- **STATED EXERCISE**: Below are records to repeat exactly. Omit the pictures from the copy.

- **RECORDS TO USE**:
━━━━━━━━━━

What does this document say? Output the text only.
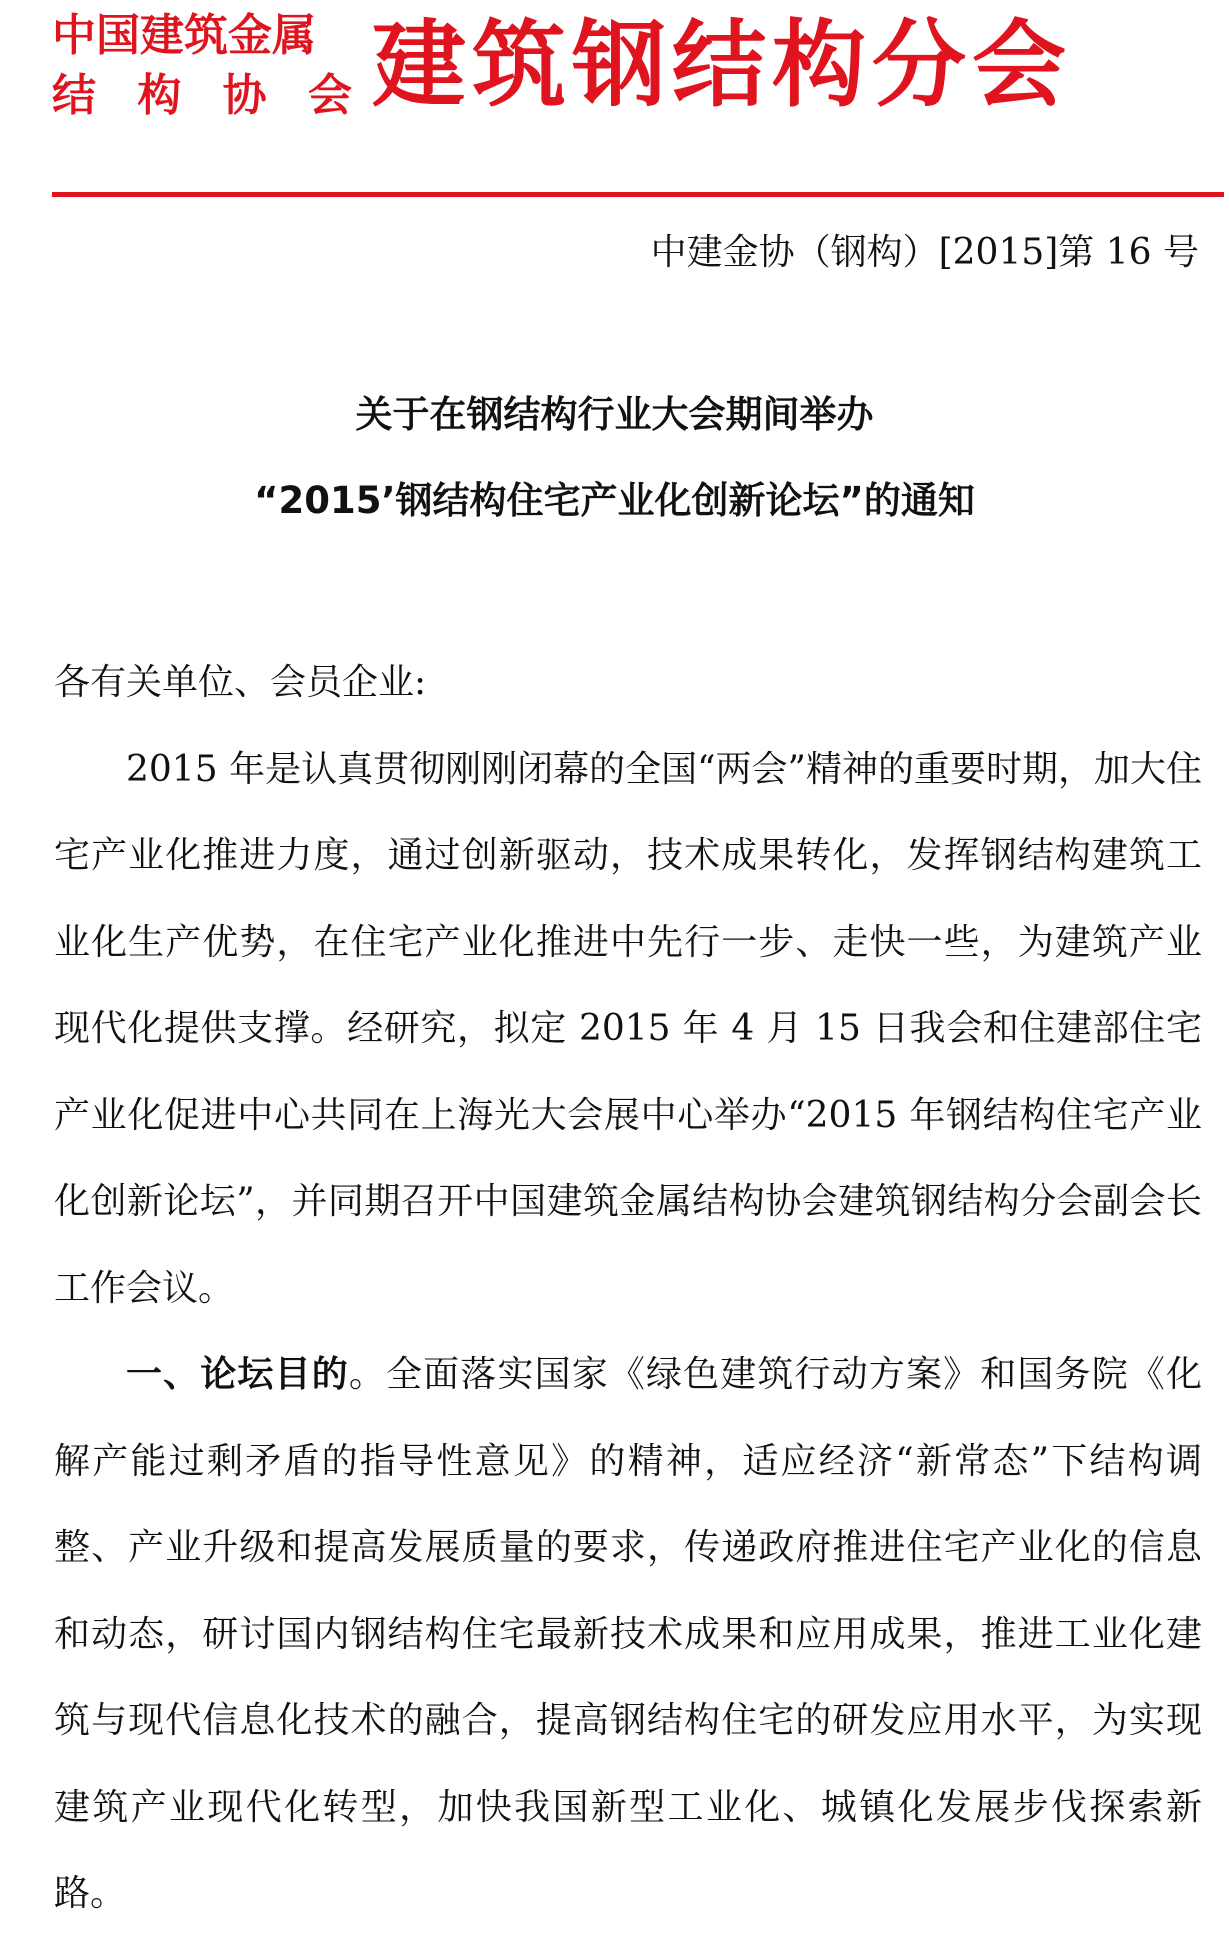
中国建筑金属
结 构 协 会 建筑钢结构分会
中建金协（钢构）[2015]第 16 号
关于在钢结构行业大会期间举办
“2015’钢结构住宅产业化创新论坛”的通知

各有关单位、会员企业:

2015 年是认真贯彻刚刚闭幕的全国“两会”精神的重要时期，加大住宅产业化推进力度，通过创新驱动，技术成果转化，发挥钢结构建筑工业化生产优势，在住宅产业化推进中先行一步、走快一些，为建筑产业现代化提供支撑。经研究，拟定 2015 年 4 月 15 日我会和住建部住宅产业化促进中心共同在上海光大会展中心举办“2015 年钢结构住宅产业化创新论坛”，并同期召开中国建筑金属结构协会建筑钢结构分会副会长工作会议。

一、论坛目的。全面落实国家《绿色建筑行动方案》和国务院《化解产能过剩矛盾的指导性意见》的精神，适应经济“新常态”下结构调整、产业升级和提高发展质量的要求，传递政府推进住宅产业化的信息和动态，研讨国内钢结构住宅最新技术成果和应用成果，推进工业化建筑与现代信息化技术的融合，提高钢结构住宅的研发应用水平，为实现建筑产业现代化转型，加快我国新型工业化、城镇化发展步伐探索新路。
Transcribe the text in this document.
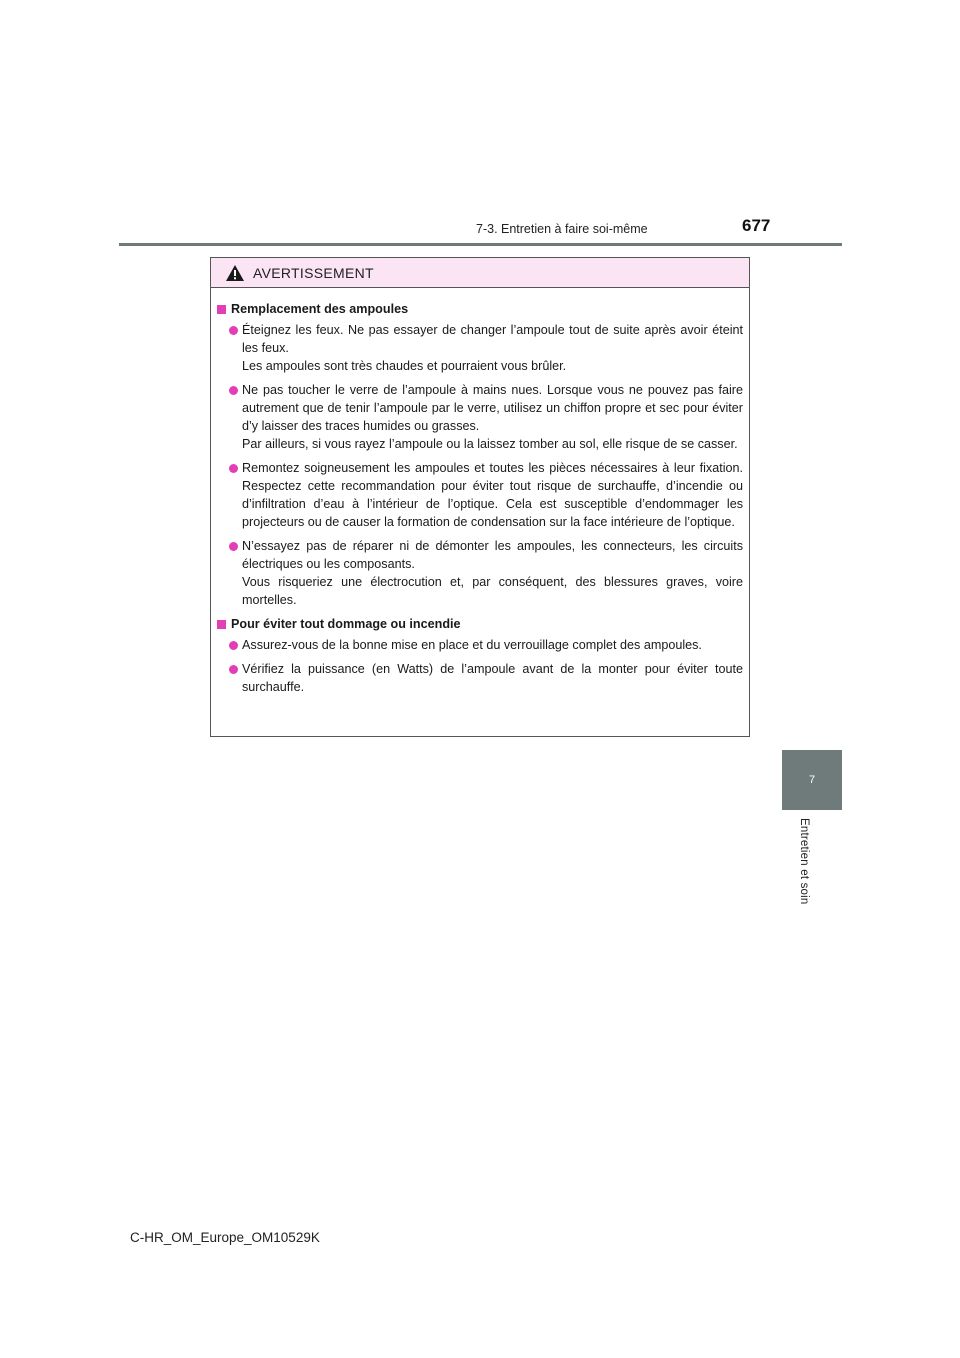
7-3. Entretien à faire soi-même	677
7
Entretien et soin
AVERTISSEMENT
Remplacement des ampoules
Éteignez les feux. Ne pas essayer de changer l’ampoule tout de suite après avoir éteint les feux.
Les ampoules sont très chaudes et pourraient vous brûler.
Ne pas toucher le verre de l’ampoule à mains nues. Lorsque vous ne pouvez pas faire autrement que de tenir l’ampoule par le verre, utilisez un chiffon propre et sec pour éviter d’y laisser des traces humides ou grasses.
Par ailleurs, si vous rayez l’ampoule ou la laissez tomber au sol, elle risque de se casser.
Remontez soigneusement les ampoules et toutes les pièces nécessaires à leur fixation. Respectez cette recommandation pour éviter tout risque de surchauffe, d’incendie ou d’infiltration d’eau à l’intérieur de l’optique. Cela est susceptible d’endommager les projecteurs ou de causer la formation de condensation sur la face intérieure de l’optique.
N’essayez pas de réparer ni de démonter les ampoules, les connecteurs, les circuits électriques ou les composants.
Vous risqueriez une électrocution et, par conséquent, des blessures graves, voire mortelles.
Pour éviter tout dommage ou incendie
Assurez-vous de la bonne mise en place et du verrouillage complet des ampoules.
Vérifiez la puissance (en Watts) de l’ampoule avant de la monter pour éviter toute surchauffe.
C-HR_OM_Europe_OM10529K
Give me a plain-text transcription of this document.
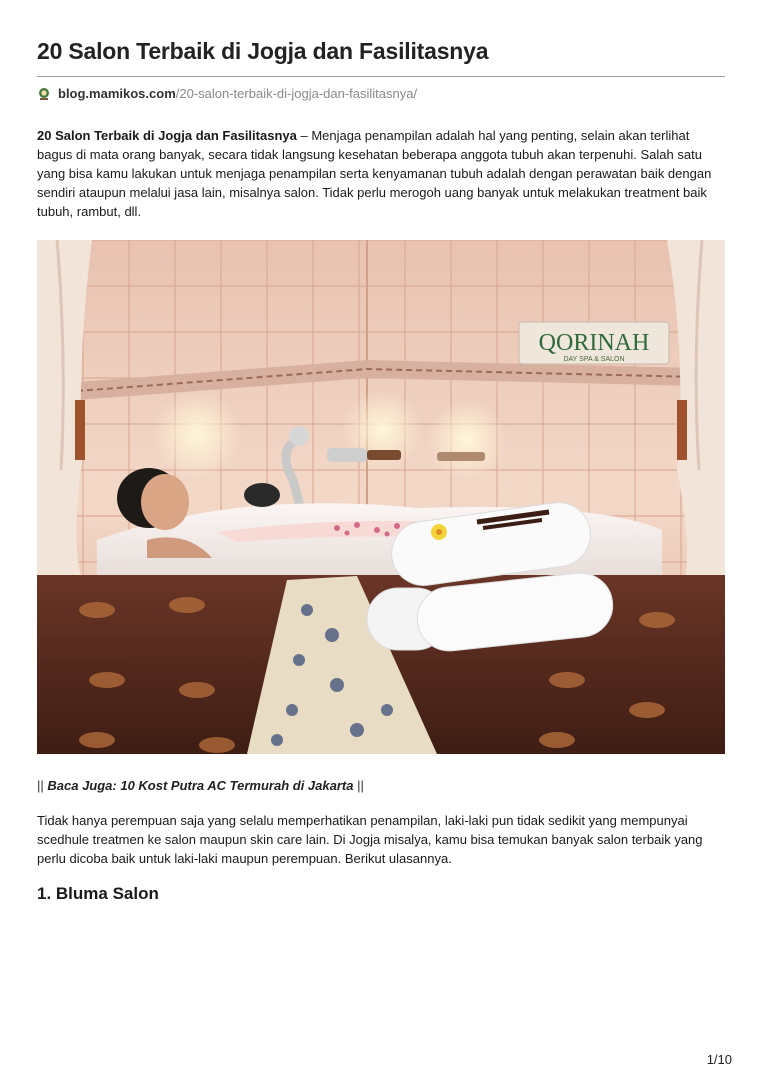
20 Salon Terbaik di Jogja dan Fasilitasnya
blog.mamikos.com /20-salon-terbaik-di-jogja-dan-fasilitasnya/

20 Salon Terbaik di Jogja dan Fasilitasnya – Menjaga penampilan adalah hal yang penting, selain akan terlihat bagus di mata orang banyak, secara tidak langsung kesehatan beberapa anggota tubuh akan terpenuhi. Salah satu yang bisa kamu lakukan untuk menjaga penampilan serta kenyamanan tubuh adalah dengan perawatan baik dengan sendiri ataupun melalui jasa lain, misalnya salon. Tidak perlu merogoh uang banyak untuk melakukan treatment baik tubuh, rambut, dll.

QORINAH
DAY SPA & SALON

|| Baca Juga: 10 Kost Putra AC Termurah di Jakarta ||

Tidak hanya perempuan saja yang selalu memperhatikan penampilan, laki-laki pun tidak sedikit yang mempunyai scedhule treatmen ke salon maupun skin care lain. Di Jogja misalya, kamu bisa temukan banyak salon terbaik yang perlu dicoba baik untuk laki-laki maupun perempuan. Berikut ulasannya.

1. Bluma Salon
1/10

━━━━━━━━━━

- **SOLUTION FOR THIS TASK**:
What does this document say? Output the text only.
中国建筑金属
结 构 协 会 建筑钢结构分会
中建金协（钢构）[2015]第 16 号
关于在钢结构行业大会期间举办
“2015’钢结构住宅产业化创新论坛”的通知

各有关单位、会员企业:

2015 年是认真贯彻刚刚闭幕的全国“两会”精神的重要时期，加大住宅产业化推进力度，通过创新驱动，技术成果转化，发挥钢结构建筑工业化生产优势，在住宅产业化推进中先行一步、走快一些，为建筑产业现代化提供支撑。经研究，拟定 2015 年 4 月 15 日我会和住建部住宅产业化促进中心共同在上海光大会展中心举办“2015 年钢结构住宅产业化创新论坛”，并同期召开中国建筑金属结构协会建筑钢结构分会副会长工作会议。

一、论坛目的。全面落实国家《绿色建筑行动方案》和国务院《化解产能过剩矛盾的指导性意见》的精神，适应经济“新常态”下结构调整、产业升级和提高发展质量的要求，传递政府推进住宅产业化的信息和动态，研讨国内钢结构住宅最新技术成果和应用成果，推进工业化建筑与现代信息化技术的融合，提高钢结构住宅的研发应用水平，为实现建筑产业现代化转型，加快我国新型工业化、城镇化发展步伐探索新路。
Transcribe the text in this document.
7-3. Entretien à faire soi-même	677
7
Entretien et soin
AVERTISSEMENT
Remplacement des ampoules
Éteignez les feux. Ne pas essayer de changer l’ampoule tout de suite après avoir éteint les feux.
Les ampoules sont très chaudes et pourraient vous brûler.
Ne pas toucher le verre de l’ampoule à mains nues. Lorsque vous ne pouvez pas faire autrement que de tenir l’ampoule par le verre, utilisez un chiffon propre et sec pour éviter d’y laisser des traces humides ou grasses.
Par ailleurs, si vous rayez l’ampoule ou la laissez tomber au sol, elle risque de se casser.
Remontez soigneusement les ampoules et toutes les pièces nécessaires à leur fixation. Respectez cette recommandation pour éviter tout risque de surchauffe, d’incendie ou d’infiltration d’eau à l’intérieur de l’optique. Cela est susceptible d’endommager les projecteurs ou de causer la formation de condensation sur la face intérieure de l’optique.
N’essayez pas de réparer ni de démonter les ampoules, les connecteurs, les circuits électriques ou les composants.
Vous risqueriez une électrocution et, par conséquent, des blessures graves, voire mortelles.
Pour éviter tout dommage ou incendie
Assurez-vous de la bonne mise en place et du verrouillage complet des ampoules.
Vérifiez la puissance (en Watts) de l’ampoule avant de la monter pour éviter toute surchauffe.
C-HR_OM_Europe_OM10529K
Give me a plain-text transcription of this document.
20 Salon Terbaik di Jogja dan Fasilitasnya
blog.mamikos.com /20-salon-terbaik-di-jogja-dan-fasilitasnya/

20 Salon Terbaik di Jogja dan Fasilitasnya – Menjaga penampilan adalah hal yang penting, selain akan terlihat bagus di mata orang banyak, secara tidak langsung kesehatan beberapa anggota tubuh akan terpenuhi. Salah satu yang bisa kamu lakukan untuk menjaga penampilan serta kenyamanan tubuh adalah dengan perawatan baik dengan sendiri ataupun melalui jasa lain, misalnya salon. Tidak perlu merogoh uang banyak untuk melakukan treatment baik tubuh, rambut, dll.

QORINAH
DAY SPA & SALON

|| Baca Juga: 10 Kost Putra AC Termurah di Jakarta ||

Tidak hanya perempuan saja yang selalu memperhatikan penampilan, laki-laki pun tidak sedikit yang mempunyai scedhule treatmen ke salon maupun skin care lain. Di Jogja misalya, kamu bisa temukan banyak salon terbaik yang perlu dicoba baik untuk laki-laki maupun perempuan. Berikut ulasannya.

1. Bluma Salon
1/10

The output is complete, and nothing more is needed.